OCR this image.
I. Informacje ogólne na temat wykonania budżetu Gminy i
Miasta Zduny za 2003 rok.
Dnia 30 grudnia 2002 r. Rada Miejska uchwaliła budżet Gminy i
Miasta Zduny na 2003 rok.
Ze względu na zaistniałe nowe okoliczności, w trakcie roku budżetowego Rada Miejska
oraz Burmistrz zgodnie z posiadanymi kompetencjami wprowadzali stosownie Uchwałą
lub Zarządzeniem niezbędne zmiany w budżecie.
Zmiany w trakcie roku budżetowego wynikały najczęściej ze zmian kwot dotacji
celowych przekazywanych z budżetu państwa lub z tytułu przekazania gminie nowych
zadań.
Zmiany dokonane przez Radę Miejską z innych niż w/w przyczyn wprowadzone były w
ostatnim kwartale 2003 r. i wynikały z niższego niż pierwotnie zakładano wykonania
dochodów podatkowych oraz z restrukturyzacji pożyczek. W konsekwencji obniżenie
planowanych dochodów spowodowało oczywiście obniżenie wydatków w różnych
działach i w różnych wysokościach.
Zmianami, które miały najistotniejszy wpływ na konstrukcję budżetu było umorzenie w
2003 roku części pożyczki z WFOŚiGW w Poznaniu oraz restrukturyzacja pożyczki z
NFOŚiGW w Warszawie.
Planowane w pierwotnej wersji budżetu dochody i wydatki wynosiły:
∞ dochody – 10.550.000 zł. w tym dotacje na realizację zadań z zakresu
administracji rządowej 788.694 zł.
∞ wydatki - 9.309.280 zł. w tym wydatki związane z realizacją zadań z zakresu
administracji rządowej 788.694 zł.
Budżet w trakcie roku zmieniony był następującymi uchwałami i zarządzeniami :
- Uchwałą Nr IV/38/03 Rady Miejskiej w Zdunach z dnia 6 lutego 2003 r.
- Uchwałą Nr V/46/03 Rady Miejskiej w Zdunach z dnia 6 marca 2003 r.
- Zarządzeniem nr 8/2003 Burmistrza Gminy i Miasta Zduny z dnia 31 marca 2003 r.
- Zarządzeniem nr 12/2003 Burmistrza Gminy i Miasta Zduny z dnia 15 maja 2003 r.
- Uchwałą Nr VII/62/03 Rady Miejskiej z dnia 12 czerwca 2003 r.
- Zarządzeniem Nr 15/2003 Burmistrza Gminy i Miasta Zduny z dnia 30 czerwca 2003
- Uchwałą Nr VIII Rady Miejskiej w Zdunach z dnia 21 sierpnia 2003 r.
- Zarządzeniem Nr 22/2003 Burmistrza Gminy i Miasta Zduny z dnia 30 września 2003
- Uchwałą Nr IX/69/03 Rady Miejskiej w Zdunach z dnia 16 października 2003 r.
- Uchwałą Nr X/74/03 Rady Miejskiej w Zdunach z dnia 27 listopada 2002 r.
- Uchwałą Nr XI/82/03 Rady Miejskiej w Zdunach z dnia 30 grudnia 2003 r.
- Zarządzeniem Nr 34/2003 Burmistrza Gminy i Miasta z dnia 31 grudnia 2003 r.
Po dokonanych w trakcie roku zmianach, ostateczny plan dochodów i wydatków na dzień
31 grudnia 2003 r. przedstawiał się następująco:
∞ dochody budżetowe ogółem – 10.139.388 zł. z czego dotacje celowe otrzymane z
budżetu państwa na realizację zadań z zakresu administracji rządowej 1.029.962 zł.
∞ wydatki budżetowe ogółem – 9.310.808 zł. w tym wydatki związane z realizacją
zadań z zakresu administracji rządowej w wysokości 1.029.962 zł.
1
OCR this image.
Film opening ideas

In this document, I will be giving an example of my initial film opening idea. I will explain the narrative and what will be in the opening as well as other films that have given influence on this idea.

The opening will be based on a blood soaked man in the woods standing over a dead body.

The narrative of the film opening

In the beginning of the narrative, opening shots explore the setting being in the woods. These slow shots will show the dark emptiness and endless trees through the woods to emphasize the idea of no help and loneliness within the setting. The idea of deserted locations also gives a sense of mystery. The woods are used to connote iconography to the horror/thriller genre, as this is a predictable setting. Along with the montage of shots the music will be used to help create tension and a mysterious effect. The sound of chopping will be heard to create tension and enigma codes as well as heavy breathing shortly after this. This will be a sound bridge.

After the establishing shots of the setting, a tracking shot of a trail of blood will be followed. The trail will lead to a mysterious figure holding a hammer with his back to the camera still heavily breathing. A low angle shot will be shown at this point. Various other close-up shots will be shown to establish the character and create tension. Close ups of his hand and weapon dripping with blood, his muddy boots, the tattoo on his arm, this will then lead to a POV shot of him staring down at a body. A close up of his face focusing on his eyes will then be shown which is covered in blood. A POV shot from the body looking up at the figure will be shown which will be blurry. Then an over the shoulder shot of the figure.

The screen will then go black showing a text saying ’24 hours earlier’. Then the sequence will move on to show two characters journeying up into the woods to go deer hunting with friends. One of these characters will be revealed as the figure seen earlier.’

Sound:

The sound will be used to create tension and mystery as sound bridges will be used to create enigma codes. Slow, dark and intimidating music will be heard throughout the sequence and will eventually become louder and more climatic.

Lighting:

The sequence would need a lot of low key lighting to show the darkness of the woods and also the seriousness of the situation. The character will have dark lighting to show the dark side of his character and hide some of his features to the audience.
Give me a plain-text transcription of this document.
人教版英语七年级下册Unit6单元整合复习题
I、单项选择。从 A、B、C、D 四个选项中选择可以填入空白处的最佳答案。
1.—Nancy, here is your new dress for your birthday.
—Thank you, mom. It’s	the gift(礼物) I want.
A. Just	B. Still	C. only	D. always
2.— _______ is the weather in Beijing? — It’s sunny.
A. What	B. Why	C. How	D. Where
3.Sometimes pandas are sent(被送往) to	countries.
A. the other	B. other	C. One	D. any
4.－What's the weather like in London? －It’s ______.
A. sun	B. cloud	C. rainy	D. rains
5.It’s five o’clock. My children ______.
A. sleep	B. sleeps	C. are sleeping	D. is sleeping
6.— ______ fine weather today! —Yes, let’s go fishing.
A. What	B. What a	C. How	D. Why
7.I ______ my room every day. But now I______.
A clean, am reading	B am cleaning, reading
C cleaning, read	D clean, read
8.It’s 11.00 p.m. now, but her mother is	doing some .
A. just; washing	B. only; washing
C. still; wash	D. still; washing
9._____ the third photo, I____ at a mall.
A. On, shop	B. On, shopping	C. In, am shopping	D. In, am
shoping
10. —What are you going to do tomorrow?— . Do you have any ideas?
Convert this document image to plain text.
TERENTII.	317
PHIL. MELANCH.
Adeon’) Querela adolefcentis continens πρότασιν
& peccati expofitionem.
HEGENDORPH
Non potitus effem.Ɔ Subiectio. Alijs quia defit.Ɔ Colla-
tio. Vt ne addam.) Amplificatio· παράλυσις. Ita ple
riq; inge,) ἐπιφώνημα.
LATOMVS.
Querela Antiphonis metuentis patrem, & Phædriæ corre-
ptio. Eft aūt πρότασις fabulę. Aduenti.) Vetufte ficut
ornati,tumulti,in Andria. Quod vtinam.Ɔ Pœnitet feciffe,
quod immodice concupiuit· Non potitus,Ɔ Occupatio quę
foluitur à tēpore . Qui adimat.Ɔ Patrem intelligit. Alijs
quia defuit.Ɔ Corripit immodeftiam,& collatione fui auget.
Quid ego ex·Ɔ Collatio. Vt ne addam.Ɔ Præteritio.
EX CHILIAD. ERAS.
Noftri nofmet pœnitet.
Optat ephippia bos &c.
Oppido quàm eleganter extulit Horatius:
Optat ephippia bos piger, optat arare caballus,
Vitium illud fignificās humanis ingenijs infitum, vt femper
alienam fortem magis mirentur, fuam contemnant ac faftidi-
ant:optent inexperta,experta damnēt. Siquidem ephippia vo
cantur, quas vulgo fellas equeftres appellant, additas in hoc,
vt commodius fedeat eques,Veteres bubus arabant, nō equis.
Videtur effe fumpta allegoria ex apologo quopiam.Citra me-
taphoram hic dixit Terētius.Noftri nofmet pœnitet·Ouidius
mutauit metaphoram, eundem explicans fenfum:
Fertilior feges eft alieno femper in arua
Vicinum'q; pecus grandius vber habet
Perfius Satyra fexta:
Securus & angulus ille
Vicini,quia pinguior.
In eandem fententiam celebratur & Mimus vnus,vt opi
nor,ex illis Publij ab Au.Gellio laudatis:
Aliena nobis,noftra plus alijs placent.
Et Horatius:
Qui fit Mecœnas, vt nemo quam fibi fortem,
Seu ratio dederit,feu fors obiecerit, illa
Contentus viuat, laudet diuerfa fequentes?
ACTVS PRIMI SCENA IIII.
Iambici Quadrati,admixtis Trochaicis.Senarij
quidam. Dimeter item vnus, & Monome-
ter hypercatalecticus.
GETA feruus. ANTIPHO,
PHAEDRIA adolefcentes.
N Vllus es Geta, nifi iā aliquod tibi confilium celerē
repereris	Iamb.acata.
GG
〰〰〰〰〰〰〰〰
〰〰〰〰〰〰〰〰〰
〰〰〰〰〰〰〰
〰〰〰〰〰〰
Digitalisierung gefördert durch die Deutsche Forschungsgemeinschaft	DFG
--------------------
_Problem details_. Tally the lines of the records holding the word "document", then give only the resulting number.

_Task output_. 3